SET TASK: Pick out every line in the data below that holds "name".

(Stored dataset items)
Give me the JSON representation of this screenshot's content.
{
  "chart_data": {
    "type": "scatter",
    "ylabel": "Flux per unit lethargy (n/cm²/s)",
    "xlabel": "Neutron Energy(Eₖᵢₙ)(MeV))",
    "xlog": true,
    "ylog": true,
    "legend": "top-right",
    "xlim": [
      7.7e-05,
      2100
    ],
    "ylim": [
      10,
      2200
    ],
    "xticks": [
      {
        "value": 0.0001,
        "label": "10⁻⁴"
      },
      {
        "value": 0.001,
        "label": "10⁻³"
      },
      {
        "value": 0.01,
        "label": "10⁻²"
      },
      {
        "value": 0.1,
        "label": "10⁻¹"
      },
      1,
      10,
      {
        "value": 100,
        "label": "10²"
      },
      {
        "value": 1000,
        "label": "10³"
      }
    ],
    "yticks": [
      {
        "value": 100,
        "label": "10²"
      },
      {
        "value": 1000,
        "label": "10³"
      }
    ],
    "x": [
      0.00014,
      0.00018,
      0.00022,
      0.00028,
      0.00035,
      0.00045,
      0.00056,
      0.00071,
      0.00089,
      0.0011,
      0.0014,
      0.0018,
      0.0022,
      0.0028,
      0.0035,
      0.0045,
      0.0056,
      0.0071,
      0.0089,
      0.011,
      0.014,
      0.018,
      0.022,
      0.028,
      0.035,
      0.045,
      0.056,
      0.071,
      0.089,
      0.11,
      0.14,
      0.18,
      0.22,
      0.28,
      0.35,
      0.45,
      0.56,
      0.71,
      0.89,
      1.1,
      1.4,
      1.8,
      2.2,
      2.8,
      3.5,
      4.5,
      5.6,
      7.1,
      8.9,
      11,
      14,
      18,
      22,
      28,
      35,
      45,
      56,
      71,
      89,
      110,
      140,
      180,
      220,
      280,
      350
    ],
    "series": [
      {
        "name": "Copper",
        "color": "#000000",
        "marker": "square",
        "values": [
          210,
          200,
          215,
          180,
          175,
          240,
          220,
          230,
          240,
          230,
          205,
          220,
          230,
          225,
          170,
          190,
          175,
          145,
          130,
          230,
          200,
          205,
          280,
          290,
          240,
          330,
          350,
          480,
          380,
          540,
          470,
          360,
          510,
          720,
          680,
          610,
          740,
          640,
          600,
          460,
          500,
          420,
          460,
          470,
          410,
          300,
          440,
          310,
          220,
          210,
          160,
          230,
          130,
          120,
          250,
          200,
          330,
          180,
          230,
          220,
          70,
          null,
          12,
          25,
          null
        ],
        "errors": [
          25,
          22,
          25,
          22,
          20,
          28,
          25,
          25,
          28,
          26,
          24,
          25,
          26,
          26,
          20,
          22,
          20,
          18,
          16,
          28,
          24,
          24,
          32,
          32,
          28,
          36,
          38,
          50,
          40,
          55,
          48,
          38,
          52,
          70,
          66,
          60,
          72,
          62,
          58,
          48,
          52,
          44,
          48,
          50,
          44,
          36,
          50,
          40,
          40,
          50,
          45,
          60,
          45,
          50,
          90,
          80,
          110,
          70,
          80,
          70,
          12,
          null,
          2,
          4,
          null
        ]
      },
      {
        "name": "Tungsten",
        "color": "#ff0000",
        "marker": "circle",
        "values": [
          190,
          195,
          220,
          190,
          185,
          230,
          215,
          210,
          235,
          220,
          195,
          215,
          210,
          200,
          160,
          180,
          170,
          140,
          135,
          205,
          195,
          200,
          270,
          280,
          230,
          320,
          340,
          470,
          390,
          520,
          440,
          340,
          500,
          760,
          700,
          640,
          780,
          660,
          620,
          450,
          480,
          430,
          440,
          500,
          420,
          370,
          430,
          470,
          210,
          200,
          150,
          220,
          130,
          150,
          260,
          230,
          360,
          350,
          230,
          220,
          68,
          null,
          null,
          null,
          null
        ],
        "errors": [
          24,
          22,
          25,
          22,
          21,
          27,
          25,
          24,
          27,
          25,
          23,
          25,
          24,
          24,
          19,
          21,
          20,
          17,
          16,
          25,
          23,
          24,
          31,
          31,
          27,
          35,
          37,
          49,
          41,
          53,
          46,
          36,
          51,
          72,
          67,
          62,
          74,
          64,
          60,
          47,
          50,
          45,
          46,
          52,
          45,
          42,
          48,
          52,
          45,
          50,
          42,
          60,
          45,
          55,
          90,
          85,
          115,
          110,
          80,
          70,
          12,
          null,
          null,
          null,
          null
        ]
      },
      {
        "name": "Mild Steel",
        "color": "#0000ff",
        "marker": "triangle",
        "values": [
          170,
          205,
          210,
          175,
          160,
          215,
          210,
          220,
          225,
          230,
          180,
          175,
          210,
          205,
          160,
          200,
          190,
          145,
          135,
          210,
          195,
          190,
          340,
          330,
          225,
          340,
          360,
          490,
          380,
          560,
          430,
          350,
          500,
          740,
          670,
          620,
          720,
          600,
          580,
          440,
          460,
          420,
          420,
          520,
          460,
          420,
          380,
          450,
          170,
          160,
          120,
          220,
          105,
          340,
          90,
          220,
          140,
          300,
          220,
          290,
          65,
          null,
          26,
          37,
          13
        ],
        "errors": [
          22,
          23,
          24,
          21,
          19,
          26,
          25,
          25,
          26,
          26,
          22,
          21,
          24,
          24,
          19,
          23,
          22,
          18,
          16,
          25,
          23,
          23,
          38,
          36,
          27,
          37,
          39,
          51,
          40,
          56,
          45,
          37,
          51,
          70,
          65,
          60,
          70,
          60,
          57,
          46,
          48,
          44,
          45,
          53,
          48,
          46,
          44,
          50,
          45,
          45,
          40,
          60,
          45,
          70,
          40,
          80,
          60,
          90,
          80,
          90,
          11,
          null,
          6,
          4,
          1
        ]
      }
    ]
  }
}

EXPECTED ANSWER:
        "name": "Copper",
        "name": "Tungsten",
        "name": "Mild Steel",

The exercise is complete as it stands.